Records from a collection
──────

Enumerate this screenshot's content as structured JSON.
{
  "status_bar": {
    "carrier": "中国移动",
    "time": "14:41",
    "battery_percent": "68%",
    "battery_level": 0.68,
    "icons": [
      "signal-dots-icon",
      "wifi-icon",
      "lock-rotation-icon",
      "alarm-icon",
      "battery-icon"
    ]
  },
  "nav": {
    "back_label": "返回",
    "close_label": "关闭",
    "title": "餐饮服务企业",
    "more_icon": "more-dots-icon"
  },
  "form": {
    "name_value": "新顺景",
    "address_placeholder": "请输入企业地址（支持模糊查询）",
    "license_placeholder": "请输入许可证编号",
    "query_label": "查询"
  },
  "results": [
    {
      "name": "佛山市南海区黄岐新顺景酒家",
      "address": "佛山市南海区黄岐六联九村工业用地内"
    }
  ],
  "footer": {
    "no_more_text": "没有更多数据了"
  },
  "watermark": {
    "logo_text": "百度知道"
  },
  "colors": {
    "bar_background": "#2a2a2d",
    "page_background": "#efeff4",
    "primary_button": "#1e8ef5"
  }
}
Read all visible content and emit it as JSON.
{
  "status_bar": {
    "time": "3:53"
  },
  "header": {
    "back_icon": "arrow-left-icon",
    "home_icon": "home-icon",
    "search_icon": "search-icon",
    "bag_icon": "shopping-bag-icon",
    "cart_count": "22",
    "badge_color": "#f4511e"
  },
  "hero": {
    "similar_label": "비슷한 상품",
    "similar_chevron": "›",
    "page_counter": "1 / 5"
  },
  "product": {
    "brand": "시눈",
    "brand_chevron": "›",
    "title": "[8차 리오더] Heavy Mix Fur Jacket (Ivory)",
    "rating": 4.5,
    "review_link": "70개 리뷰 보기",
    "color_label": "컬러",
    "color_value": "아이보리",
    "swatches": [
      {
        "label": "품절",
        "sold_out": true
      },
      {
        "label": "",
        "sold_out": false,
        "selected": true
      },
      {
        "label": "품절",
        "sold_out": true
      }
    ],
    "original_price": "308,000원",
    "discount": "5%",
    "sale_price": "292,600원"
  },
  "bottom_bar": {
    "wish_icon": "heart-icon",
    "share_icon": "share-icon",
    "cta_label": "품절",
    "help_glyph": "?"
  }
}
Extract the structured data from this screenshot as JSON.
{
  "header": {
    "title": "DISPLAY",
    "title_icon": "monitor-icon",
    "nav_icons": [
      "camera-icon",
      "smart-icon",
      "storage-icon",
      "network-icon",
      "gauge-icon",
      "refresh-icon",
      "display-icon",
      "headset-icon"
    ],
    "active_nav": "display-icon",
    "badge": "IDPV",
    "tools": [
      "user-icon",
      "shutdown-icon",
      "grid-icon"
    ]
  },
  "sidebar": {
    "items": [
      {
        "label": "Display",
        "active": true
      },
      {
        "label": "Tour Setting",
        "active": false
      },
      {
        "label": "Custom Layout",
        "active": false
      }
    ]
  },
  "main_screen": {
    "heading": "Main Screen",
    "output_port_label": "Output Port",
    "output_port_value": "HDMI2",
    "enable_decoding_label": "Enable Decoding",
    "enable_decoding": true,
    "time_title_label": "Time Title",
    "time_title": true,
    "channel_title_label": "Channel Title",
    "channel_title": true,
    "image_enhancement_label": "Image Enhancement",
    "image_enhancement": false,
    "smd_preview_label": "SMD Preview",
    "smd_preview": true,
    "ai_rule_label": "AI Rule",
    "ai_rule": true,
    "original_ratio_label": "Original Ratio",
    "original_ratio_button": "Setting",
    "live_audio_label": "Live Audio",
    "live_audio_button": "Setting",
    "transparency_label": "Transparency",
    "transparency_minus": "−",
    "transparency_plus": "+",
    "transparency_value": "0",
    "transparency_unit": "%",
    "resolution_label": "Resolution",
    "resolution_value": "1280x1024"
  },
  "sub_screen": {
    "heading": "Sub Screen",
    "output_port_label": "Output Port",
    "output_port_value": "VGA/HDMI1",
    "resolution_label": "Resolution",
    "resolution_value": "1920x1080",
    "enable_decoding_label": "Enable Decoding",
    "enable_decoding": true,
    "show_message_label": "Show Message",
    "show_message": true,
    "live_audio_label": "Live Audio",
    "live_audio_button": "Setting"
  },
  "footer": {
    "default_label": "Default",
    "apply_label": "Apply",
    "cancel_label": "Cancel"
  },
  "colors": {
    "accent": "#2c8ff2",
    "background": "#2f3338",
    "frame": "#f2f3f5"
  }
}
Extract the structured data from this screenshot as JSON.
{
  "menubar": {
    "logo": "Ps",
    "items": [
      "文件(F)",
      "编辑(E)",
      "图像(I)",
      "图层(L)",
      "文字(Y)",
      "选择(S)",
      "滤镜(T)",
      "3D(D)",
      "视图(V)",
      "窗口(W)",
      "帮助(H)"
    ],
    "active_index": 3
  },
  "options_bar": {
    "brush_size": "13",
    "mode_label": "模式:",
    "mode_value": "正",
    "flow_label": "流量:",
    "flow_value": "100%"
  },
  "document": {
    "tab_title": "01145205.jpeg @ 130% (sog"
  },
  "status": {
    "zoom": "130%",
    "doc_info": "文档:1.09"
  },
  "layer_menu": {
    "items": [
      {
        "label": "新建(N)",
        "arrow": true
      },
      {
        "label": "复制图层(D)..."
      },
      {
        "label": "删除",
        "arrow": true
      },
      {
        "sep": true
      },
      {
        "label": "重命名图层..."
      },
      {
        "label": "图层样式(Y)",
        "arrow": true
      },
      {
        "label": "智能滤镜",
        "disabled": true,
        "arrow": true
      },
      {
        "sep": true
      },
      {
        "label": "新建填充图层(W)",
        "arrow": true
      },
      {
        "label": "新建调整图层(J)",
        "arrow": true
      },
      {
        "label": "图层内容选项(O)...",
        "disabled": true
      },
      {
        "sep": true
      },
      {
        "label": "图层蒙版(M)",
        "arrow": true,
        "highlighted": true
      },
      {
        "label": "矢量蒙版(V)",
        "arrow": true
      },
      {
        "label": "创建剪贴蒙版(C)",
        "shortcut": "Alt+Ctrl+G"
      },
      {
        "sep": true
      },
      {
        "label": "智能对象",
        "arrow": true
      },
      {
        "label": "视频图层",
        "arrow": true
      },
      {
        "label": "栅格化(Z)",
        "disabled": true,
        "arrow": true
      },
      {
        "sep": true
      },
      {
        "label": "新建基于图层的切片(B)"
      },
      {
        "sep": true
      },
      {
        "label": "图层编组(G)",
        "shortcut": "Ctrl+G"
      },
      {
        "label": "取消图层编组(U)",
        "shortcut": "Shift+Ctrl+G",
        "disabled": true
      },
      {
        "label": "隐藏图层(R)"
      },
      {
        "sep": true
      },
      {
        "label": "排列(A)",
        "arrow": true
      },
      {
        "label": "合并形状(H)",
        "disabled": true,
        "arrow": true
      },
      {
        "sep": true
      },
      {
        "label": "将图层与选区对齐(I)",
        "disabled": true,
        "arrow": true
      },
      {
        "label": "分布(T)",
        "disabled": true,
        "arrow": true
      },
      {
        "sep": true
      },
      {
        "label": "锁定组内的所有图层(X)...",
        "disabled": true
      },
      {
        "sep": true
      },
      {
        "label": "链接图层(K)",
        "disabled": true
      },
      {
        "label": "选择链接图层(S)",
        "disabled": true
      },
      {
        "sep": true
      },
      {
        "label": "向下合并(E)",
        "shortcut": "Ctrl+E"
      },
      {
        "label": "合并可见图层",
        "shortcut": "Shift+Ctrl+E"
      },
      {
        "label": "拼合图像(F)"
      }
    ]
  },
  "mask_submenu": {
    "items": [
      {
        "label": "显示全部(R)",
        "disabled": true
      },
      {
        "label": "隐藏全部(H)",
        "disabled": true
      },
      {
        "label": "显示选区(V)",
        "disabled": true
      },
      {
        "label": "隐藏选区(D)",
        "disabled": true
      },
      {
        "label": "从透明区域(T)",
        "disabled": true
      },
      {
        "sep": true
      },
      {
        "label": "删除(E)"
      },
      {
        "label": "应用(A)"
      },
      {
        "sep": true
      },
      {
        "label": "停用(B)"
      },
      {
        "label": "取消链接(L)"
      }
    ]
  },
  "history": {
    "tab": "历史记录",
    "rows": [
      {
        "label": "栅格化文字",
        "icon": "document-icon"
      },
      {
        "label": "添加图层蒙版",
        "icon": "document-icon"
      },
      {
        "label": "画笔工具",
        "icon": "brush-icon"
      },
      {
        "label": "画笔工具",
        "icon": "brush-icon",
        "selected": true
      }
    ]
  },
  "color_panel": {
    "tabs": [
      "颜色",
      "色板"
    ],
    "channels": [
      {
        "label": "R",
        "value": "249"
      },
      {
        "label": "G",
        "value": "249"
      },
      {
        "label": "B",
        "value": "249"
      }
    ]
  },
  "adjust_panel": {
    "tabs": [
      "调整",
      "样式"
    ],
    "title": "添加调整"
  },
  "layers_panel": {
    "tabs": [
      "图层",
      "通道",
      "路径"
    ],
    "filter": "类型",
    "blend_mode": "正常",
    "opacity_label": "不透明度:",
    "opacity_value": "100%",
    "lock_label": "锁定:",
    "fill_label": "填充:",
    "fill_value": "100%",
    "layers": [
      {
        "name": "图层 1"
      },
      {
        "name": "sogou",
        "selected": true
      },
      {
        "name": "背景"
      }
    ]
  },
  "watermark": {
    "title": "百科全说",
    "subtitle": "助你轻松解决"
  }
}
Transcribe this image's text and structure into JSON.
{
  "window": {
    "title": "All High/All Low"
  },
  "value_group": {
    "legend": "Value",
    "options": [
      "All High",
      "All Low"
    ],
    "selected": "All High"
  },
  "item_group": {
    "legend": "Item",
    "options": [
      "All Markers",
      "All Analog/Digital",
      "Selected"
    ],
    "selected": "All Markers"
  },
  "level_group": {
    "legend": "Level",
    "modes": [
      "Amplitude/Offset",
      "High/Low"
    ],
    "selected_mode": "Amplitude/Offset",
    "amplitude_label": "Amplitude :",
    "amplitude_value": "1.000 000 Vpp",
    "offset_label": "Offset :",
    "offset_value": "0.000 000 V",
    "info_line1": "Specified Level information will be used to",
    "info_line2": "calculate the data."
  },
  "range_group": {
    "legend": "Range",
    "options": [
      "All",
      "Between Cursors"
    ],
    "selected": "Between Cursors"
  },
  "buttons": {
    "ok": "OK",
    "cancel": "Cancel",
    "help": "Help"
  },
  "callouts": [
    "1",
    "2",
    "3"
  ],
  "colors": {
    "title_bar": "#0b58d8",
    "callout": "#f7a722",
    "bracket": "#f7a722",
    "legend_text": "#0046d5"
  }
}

──────

WHAT THE EXERCISE ASKS: Identify all lines in the records above with the word "Shift".

EXERCISE RESPONSE:
        "shortcut": "Shift+Ctrl+G",
        "shortcut": "Shift+Ctrl+E"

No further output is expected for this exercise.